Could you copy each of the following lines word for word, leaving every character unchanged?
##### Entries shown
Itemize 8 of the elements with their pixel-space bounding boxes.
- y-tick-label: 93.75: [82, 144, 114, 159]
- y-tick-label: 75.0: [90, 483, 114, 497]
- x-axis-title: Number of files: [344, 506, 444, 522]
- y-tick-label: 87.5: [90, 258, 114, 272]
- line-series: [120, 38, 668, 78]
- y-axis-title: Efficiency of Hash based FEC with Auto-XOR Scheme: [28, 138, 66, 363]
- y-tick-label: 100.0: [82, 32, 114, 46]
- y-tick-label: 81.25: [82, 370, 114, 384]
##########
## Finished task
Itemize 8 of the elements with their pixel-space bounding boxes.
- y-tick-label: 93.75: [82, 144, 114, 159]
- y-tick-label: 75.0: [90, 483, 114, 497]
- x-axis-title: Number of files: [344, 506, 444, 522]
- y-tick-label: 87.5: [90, 258, 114, 272]
- line-series: [120, 38, 668, 78]
- y-axis-title: Efficiency of Hash based FEC with Auto-XOR Scheme: [28, 138, 66, 363]
- y-tick-label: 100.0: [82, 32, 114, 46]
- y-tick-label: 81.25: [82, 370, 114, 384]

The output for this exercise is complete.